── DATA SUPPLIED ──

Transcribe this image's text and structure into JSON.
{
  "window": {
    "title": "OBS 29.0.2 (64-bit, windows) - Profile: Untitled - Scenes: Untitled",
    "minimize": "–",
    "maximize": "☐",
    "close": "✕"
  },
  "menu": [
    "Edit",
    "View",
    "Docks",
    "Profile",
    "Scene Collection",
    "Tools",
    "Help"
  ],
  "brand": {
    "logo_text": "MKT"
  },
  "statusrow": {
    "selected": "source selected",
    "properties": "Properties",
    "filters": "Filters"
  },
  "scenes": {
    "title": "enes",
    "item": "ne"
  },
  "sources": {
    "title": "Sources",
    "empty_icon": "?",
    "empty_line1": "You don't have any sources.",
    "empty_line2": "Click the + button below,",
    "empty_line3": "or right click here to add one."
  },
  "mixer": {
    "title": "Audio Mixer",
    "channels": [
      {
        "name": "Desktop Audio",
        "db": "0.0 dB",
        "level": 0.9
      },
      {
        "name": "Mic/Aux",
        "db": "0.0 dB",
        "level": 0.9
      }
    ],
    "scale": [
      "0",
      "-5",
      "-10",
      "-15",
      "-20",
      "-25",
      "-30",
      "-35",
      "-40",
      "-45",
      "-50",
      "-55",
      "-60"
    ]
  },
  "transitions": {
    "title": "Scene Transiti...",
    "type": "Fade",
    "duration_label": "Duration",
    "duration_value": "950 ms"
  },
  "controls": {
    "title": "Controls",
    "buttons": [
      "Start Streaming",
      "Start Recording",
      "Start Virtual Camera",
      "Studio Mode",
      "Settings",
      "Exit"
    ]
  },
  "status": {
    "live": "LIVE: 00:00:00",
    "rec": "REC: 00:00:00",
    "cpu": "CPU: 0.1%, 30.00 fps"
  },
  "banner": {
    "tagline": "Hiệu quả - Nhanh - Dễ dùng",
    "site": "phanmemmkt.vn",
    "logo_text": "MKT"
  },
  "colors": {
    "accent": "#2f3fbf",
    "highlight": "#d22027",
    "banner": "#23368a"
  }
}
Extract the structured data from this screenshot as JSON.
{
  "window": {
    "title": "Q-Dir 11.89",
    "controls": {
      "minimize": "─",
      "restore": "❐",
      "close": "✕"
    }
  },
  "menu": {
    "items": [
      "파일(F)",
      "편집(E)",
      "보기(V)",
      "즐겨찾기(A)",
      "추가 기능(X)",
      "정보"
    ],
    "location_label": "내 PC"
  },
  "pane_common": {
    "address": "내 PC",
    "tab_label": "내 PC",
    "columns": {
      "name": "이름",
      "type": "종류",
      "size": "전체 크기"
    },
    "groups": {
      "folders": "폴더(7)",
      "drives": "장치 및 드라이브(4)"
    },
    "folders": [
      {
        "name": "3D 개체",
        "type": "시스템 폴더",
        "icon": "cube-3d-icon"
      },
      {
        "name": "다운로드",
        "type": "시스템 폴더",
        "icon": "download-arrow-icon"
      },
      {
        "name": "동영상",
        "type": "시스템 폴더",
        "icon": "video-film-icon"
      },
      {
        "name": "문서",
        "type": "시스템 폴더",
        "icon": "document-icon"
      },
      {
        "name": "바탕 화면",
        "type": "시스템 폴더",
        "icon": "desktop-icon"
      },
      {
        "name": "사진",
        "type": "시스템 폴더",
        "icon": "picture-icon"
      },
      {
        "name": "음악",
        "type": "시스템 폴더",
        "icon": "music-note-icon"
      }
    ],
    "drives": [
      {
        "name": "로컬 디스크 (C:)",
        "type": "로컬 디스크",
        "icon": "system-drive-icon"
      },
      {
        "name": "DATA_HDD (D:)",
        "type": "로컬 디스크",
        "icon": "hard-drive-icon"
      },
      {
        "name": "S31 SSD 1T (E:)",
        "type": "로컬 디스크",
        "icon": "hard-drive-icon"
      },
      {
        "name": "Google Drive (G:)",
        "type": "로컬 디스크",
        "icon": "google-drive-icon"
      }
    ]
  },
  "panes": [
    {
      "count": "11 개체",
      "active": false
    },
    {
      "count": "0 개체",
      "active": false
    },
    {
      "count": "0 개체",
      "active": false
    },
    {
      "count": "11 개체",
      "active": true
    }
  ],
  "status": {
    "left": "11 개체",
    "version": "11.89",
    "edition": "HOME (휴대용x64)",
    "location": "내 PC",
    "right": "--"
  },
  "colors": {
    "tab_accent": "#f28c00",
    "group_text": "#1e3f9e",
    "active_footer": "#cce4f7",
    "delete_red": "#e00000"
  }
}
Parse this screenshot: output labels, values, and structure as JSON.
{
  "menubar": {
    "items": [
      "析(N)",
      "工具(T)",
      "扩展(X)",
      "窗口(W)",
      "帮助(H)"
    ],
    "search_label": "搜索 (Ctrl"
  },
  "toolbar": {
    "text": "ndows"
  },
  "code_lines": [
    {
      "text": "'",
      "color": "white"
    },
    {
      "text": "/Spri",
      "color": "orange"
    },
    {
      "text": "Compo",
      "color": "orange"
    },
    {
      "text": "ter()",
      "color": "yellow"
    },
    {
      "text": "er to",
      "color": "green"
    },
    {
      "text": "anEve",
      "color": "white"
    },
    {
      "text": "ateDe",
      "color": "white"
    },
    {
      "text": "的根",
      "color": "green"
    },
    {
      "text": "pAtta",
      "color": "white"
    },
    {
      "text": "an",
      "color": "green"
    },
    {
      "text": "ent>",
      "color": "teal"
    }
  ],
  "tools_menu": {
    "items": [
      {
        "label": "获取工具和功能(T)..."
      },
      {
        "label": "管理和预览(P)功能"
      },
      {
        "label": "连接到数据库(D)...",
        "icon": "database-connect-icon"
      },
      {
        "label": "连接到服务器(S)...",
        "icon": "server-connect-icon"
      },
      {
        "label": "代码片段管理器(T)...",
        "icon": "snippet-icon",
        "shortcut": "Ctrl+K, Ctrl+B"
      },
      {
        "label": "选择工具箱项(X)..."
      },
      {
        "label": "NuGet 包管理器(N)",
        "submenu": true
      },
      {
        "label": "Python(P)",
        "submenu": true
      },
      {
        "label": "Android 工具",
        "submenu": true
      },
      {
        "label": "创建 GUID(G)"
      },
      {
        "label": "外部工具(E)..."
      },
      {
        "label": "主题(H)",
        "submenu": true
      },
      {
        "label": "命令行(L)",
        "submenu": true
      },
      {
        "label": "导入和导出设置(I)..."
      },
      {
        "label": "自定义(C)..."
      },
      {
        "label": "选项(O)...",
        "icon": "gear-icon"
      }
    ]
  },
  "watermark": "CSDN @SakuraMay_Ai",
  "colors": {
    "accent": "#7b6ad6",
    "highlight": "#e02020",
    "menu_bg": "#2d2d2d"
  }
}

───

DESCRIPTION OF THE TASK -
Single out each line of the records above with the string "right" in it, and copy it.

TASK OUTPUT -
    "empty_line3": "or right click here to add one."
    "right": "--"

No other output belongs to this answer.